*Material shown*.

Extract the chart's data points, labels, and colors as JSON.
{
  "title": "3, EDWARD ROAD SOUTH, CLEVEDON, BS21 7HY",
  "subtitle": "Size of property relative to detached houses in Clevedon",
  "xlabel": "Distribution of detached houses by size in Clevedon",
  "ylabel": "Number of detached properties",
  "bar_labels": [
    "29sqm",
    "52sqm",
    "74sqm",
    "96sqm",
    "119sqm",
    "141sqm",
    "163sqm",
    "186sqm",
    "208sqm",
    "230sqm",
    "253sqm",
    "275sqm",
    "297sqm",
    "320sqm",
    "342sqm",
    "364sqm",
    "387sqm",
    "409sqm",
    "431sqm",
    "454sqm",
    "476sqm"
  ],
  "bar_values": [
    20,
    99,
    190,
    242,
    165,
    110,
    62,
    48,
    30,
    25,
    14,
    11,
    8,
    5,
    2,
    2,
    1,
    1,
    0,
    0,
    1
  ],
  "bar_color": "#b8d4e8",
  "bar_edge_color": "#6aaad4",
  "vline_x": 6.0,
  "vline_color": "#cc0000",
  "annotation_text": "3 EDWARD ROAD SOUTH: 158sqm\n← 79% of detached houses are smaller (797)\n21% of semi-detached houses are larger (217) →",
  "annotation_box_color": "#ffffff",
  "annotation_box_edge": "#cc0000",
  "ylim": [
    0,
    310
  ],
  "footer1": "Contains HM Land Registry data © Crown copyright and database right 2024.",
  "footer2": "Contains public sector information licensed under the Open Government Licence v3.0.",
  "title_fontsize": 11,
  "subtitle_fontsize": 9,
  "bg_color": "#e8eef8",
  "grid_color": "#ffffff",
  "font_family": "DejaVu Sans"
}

*Requirement*.
Copy out the lines in which the string "Contains" appears.

*Exercise solution*.
  "footer1": "Contains HM Land Registry data © Crown copyright and database right 2024.",
  "footer2": "Contains public sector information licensed under the Open Government Licence v3.0.",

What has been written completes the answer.